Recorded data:
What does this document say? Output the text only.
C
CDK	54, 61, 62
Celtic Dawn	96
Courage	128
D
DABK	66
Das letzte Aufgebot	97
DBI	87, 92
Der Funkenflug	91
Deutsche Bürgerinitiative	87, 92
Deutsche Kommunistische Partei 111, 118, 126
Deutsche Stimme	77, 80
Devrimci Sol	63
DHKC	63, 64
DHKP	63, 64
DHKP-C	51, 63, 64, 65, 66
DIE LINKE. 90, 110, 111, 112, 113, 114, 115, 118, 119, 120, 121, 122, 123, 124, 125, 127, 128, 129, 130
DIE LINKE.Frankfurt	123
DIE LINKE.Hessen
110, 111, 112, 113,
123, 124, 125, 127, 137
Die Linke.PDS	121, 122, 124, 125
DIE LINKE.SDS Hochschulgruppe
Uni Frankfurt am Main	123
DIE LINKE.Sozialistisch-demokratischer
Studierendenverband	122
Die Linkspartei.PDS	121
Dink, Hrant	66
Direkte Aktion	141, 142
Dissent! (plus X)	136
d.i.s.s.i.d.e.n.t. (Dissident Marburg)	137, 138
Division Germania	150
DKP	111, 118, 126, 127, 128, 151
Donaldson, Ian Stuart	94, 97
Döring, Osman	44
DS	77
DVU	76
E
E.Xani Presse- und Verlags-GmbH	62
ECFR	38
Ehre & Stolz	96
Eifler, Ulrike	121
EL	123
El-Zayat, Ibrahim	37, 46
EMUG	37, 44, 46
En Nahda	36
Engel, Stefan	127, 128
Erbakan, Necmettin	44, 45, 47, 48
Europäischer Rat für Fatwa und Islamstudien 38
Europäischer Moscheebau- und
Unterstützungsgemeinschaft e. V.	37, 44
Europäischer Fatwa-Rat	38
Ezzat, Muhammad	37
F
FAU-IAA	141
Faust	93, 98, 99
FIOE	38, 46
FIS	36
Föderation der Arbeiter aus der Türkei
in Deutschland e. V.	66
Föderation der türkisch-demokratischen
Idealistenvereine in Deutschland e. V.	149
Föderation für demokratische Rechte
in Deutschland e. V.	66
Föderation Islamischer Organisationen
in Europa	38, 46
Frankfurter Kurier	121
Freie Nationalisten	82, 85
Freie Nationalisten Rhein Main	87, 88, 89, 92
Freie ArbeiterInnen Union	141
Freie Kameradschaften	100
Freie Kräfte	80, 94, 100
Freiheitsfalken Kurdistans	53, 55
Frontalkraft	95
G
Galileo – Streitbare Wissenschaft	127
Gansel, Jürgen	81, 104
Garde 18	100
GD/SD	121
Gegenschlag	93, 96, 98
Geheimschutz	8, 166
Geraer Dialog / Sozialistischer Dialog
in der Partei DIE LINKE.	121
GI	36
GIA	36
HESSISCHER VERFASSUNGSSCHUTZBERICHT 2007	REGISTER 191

**Exercise details**
Some lines of the records may hold the word "Deutsche". How many do? Answer with a number and nothing else.

**Exercise output**
3